==== DATA

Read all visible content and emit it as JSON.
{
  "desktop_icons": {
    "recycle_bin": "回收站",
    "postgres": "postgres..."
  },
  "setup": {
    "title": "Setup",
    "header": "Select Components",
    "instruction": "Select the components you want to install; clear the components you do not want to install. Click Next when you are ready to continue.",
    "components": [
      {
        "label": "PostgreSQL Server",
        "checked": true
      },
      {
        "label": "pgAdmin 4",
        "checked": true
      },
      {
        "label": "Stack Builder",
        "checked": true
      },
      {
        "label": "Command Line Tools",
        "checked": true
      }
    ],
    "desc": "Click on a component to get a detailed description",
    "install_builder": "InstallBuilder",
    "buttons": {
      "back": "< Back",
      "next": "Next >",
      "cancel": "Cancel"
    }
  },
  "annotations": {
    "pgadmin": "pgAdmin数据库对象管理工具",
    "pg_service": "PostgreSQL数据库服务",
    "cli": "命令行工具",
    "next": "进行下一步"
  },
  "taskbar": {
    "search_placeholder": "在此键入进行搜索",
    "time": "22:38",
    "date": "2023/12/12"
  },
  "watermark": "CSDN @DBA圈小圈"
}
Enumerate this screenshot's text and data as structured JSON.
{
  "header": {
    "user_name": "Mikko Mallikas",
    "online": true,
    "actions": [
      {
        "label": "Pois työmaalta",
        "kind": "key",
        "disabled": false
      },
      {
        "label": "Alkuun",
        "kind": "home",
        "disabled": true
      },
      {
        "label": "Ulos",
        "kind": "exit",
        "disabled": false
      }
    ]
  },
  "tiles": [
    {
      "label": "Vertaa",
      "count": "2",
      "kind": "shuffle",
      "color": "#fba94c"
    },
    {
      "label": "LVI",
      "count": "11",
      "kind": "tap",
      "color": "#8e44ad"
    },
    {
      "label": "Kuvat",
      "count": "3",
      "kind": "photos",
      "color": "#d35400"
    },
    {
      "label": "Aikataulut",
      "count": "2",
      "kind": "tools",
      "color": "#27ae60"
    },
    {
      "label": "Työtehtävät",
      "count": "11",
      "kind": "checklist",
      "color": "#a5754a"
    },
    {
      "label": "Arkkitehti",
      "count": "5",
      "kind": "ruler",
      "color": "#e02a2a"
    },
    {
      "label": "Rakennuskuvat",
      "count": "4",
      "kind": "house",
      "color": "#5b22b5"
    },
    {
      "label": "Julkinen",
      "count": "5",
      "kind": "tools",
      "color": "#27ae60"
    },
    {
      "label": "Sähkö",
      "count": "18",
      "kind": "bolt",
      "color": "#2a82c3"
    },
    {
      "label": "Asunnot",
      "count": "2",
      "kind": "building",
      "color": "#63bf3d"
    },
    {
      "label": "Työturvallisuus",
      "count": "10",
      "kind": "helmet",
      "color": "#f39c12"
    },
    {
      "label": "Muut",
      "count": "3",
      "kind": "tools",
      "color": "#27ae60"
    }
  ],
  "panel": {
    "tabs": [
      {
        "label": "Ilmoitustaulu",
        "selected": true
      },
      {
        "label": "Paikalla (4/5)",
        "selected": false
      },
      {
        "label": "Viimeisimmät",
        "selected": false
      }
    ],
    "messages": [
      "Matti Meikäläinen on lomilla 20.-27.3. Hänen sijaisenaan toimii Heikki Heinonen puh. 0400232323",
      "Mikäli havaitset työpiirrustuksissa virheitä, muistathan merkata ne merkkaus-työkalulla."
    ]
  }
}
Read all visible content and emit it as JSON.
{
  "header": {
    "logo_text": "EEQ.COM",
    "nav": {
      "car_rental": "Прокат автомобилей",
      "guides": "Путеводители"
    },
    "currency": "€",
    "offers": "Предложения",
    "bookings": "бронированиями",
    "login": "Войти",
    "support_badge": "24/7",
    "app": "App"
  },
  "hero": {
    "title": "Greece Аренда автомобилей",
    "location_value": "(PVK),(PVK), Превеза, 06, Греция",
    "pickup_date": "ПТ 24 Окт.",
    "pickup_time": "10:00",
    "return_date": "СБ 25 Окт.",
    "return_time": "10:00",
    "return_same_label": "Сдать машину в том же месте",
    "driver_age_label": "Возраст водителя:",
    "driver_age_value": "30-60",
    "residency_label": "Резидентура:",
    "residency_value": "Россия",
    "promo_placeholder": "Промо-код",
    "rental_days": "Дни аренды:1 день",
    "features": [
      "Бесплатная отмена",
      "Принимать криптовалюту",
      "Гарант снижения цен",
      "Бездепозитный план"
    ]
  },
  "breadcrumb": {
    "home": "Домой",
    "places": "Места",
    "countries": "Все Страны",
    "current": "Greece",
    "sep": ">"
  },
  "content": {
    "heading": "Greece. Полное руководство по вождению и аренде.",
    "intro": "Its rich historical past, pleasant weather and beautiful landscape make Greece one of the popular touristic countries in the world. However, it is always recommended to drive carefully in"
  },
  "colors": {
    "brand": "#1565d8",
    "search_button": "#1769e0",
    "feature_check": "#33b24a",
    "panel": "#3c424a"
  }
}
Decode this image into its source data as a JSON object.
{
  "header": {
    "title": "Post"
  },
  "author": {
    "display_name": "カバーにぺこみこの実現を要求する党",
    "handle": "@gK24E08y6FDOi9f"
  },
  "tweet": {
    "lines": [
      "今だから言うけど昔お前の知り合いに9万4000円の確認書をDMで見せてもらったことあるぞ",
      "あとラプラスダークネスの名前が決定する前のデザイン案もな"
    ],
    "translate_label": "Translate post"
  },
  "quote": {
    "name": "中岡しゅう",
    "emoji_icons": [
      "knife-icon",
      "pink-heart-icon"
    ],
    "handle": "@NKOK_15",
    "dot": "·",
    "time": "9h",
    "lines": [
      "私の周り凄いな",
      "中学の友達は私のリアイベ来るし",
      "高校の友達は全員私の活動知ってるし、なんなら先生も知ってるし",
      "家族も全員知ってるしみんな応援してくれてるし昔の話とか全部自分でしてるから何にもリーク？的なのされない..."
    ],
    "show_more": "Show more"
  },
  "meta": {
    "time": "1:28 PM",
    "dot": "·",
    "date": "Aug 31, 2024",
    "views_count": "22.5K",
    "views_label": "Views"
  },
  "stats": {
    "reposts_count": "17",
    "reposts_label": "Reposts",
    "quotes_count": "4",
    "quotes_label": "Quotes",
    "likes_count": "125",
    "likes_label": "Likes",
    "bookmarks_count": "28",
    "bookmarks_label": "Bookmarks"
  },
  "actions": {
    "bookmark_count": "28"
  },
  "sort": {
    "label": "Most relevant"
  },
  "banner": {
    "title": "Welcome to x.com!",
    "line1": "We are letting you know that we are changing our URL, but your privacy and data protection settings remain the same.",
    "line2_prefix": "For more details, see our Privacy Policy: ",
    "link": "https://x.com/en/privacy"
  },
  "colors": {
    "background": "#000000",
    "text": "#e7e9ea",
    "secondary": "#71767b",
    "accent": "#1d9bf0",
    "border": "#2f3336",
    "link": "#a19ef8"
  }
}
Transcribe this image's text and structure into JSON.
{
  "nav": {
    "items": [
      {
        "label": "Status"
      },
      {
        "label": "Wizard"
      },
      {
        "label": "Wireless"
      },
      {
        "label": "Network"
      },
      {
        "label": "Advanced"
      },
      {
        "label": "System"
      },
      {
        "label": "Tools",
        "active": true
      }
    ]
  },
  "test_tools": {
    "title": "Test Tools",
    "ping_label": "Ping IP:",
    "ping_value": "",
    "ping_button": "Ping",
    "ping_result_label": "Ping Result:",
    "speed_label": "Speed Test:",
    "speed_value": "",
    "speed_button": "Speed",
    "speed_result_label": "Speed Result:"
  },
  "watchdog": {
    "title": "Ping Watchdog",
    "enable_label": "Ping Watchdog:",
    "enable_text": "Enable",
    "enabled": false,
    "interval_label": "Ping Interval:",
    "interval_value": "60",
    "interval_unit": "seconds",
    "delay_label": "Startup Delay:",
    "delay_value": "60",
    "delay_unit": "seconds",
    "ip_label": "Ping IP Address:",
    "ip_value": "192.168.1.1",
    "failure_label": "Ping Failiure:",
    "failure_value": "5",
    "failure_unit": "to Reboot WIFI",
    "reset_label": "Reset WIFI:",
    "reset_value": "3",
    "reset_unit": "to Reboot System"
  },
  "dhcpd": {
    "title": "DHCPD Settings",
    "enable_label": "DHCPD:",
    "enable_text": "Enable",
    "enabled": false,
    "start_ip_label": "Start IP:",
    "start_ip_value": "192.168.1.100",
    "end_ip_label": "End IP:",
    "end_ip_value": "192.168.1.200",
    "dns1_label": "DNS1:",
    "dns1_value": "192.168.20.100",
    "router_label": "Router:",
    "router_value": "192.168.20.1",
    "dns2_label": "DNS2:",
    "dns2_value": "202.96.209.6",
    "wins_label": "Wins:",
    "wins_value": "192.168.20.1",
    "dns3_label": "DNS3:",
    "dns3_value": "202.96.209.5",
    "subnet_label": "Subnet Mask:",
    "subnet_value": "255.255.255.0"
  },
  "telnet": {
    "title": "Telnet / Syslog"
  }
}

========

GOAL OF THE EXERCISE:
Where a line contains the string "image", extract that line.

COMPLETE RESPONSE:
Decode this image into its source data as a JSON object.
Transcribe this image's text and structure into JSON.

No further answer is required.